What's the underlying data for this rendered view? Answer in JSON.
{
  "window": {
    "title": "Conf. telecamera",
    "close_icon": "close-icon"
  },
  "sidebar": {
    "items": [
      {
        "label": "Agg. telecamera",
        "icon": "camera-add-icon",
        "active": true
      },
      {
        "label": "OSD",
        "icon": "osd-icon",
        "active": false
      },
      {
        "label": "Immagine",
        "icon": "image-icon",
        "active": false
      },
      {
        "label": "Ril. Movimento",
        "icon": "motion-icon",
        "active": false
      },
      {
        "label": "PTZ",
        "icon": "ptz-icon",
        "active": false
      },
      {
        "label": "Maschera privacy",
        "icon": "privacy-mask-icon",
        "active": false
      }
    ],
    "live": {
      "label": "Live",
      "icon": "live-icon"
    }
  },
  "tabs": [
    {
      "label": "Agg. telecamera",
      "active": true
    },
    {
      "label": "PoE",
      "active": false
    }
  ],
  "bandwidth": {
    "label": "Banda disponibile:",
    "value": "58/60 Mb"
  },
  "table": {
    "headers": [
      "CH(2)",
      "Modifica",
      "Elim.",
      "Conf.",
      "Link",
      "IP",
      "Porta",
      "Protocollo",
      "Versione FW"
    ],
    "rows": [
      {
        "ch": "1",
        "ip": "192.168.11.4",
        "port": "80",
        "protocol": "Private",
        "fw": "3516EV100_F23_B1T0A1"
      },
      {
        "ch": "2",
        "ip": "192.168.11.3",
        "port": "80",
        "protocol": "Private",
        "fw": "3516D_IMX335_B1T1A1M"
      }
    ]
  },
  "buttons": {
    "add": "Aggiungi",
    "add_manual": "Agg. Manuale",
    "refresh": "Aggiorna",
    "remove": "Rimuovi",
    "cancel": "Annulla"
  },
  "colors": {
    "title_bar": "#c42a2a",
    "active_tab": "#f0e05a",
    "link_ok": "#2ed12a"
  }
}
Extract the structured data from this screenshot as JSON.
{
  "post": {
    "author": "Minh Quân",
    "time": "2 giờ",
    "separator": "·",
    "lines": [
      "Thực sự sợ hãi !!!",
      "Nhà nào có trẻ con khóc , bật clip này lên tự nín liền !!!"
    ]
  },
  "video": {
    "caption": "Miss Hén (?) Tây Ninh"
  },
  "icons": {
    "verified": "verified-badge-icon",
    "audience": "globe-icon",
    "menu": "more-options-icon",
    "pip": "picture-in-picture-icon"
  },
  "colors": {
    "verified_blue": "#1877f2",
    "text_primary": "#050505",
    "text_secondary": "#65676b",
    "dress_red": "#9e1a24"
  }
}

━━━━━━━━━━━━━━━━

Repeat each record in full; every line must match exactly.

What's the underlying data for this rendered view? Answer in JSON.
{
  "window": {
    "title": "Conf. telecamera",
    "close_icon": "close-icon"
  },
  "sidebar": {
    "items": [
      {
        "label": "Agg. telecamera",
        "icon": "camera-add-icon",
        "active": true
      },
      {
        "label": "OSD",
        "icon": "osd-icon",
        "active": false
      },
      {
        "label": "Immagine",
        "icon": "image-icon",
        "active": false
      },
      {
        "label": "Ril. Movimento",
        "icon": "motion-icon",
        "active": false
      },
      {
        "label": "PTZ",
        "icon": "ptz-icon",
        "active": false
      },
      {
        "label": "Maschera privacy",
        "icon": "privacy-mask-icon",
        "active": false
      }
    ],
    "live": {
      "label": "Live",
      "icon": "live-icon"
    }
  },
  "tabs": [
    {
      "label": "Agg. telecamera",
      "active": true
    },
    {
      "label": "PoE",
      "active": false
    }
  ],
  "bandwidth": {
    "label": "Banda disponibile:",
    "value": "58/60 Mb"
  },
  "table": {
    "headers": [
      "CH(2)",
      "Modifica",
      "Elim.",
      "Conf.",
      "Link",
      "IP",
      "Porta",
      "Protocollo",
      "Versione FW"
    ],
    "rows": [
      {
        "ch": "1",
        "ip": "192.168.11.4",
        "port": "80",
        "protocol": "Private",
        "fw": "3516EV100_F23_B1T0A1"
      },
      {
        "ch": "2",
        "ip": "192.168.11.3",
        "port": "80",
        "protocol": "Private",
        "fw": "3516D_IMX335_B1T1A1M"
      }
    ]
  },
  "buttons": {
    "add": "Aggiungi",
    "add_manual": "Agg. Manuale",
    "refresh": "Aggiorna",
    "remove": "Rimuovi",
    "cancel": "Annulla"
  },
  "colors": {
    "title_bar": "#c42a2a",
    "active_tab": "#f0e05a",
    "link_ok": "#2ed12a"
  }
}
Extract the structured data from this screenshot as JSON.
{
  "post": {
    "author": "Minh Quân",
    "time": "2 giờ",
    "separator": "·",
    "lines": [
      "Thực sự sợ hãi !!!",
      "Nhà nào có trẻ con khóc , bật clip này lên tự nín liền !!!"
    ]
  },
  "video": {
    "caption": "Miss Hén (?) Tây Ninh"
  },
  "icons": {
    "verified": "verified-badge-icon",
    "audience": "globe-icon",
    "menu": "more-options-icon",
    "pip": "picture-in-picture-icon"
  },
  "colors": {
    "verified_blue": "#1877f2",
    "text_primary": "#050505",
    "text_secondary": "#65676b",
    "dress_red": "#9e1a24"
  }
}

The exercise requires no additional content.